==== Extracted entries ====
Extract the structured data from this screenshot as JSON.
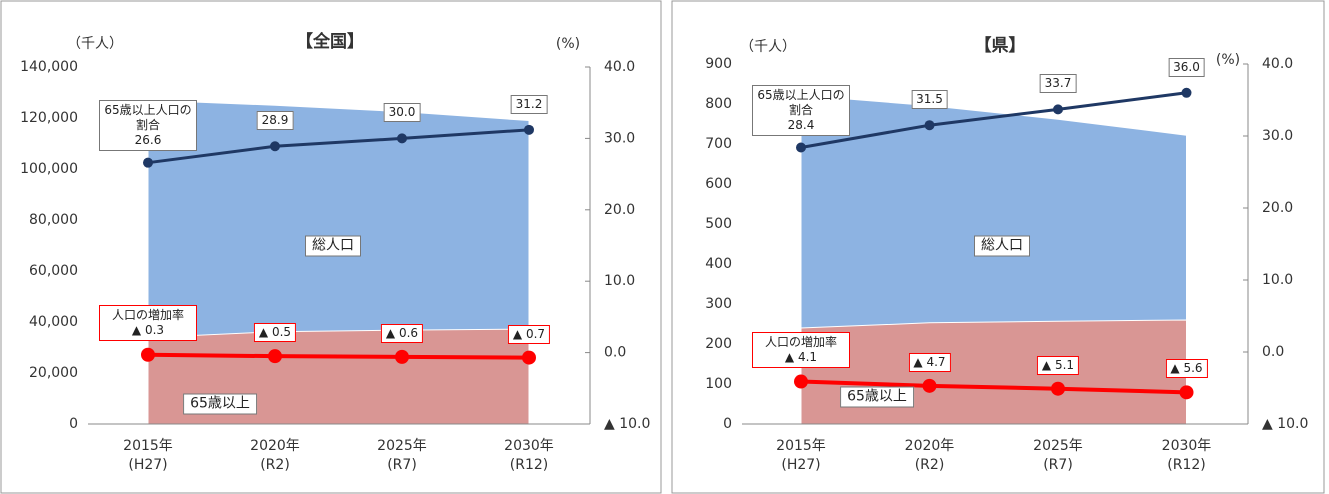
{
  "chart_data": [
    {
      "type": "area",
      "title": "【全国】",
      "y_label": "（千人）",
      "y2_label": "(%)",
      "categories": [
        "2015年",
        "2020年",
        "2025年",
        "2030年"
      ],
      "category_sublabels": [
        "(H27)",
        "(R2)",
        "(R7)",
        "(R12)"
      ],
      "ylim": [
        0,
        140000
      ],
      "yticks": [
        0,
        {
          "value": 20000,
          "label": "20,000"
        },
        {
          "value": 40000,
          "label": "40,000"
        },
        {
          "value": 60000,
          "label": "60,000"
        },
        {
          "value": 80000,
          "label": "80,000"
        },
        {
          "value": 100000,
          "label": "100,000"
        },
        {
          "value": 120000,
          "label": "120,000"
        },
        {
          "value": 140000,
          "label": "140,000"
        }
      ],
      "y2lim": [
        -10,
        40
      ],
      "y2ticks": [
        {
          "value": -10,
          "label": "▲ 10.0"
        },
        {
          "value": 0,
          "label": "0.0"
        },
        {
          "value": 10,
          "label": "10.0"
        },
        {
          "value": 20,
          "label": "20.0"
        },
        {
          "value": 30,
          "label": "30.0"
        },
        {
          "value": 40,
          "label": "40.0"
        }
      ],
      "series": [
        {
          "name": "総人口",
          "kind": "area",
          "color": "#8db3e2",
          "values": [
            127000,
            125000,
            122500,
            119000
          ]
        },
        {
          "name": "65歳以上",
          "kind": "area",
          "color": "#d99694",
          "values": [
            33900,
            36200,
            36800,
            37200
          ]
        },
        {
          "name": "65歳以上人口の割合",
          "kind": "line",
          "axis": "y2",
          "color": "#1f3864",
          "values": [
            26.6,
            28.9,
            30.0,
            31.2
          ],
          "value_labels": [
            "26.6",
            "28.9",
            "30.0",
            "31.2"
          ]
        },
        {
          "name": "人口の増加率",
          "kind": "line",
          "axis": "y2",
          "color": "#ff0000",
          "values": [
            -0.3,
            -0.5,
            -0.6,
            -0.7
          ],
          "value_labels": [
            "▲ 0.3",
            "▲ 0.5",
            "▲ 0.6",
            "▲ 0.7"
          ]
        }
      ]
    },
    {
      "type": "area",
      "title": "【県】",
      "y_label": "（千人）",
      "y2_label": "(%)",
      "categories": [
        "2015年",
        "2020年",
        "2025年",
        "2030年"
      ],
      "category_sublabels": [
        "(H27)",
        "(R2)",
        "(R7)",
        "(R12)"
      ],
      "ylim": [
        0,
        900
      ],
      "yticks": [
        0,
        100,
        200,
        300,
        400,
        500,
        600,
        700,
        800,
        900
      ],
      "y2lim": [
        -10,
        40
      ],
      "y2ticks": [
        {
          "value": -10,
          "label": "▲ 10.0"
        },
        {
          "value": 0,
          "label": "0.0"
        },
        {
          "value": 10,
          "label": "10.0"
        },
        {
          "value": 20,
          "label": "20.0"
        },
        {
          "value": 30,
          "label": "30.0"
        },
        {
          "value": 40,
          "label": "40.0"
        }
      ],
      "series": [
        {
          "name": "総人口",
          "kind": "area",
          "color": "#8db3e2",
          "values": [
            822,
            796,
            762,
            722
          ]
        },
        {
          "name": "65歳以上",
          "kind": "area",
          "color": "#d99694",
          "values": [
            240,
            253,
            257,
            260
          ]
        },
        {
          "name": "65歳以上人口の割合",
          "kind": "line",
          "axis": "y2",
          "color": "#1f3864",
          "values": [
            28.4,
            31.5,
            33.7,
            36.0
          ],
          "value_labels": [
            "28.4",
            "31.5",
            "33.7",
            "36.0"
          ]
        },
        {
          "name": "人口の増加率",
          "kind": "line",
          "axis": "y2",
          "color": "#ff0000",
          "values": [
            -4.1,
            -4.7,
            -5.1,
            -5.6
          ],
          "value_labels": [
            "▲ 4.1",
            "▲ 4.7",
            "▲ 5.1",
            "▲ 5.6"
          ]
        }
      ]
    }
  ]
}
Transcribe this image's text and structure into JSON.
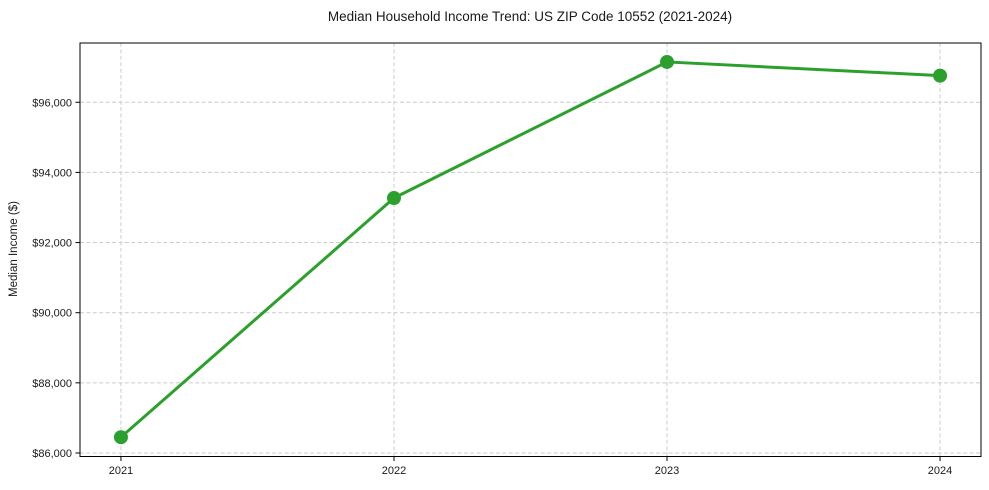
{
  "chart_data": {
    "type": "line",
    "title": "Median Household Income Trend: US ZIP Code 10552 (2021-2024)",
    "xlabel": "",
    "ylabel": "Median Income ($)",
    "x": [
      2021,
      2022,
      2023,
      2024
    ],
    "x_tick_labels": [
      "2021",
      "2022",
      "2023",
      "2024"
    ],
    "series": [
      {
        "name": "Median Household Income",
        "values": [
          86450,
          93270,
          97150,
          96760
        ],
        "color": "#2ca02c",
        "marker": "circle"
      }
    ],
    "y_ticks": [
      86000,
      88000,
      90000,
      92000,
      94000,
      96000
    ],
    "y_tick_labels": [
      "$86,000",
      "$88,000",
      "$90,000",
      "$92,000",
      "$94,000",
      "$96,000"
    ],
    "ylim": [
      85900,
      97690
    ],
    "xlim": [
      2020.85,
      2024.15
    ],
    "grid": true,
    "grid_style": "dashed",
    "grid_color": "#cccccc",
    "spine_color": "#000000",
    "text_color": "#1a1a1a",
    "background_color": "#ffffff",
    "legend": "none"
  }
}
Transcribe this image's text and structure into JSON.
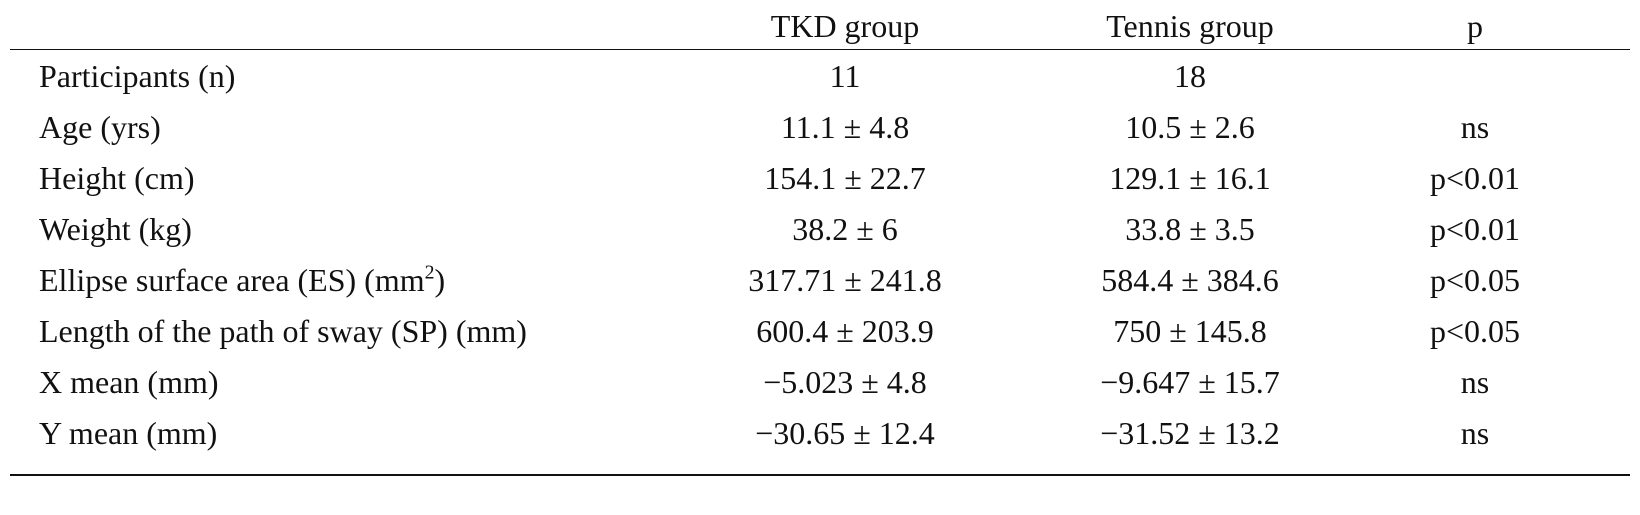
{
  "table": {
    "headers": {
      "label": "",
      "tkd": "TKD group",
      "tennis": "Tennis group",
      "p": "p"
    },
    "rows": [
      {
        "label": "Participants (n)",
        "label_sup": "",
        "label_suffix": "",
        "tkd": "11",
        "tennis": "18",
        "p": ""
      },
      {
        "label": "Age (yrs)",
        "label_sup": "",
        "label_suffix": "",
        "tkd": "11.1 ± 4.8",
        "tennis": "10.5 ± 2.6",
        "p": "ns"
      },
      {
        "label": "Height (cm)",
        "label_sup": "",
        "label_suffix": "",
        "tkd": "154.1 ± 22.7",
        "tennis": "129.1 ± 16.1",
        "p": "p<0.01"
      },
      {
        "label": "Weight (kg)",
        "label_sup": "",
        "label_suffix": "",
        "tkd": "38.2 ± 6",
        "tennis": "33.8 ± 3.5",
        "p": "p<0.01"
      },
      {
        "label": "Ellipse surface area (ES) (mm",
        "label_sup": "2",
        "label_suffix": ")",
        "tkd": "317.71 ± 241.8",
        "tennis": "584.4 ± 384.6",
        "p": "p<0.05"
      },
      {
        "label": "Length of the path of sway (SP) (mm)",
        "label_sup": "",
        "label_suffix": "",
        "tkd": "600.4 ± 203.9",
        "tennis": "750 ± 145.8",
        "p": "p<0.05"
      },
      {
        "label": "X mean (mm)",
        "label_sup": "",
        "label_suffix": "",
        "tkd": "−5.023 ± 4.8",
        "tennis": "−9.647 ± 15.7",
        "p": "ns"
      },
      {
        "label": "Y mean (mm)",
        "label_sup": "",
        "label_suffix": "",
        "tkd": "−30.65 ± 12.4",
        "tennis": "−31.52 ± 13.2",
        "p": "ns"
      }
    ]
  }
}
====
Task instructions: In the entries above, find every line with the word "title" and list it.

Exercise output:
      "title": "【全国】",
      "title": "【県】",
    "title": "Median Household Income Trend: US ZIP Code 10552 (2021-2024)",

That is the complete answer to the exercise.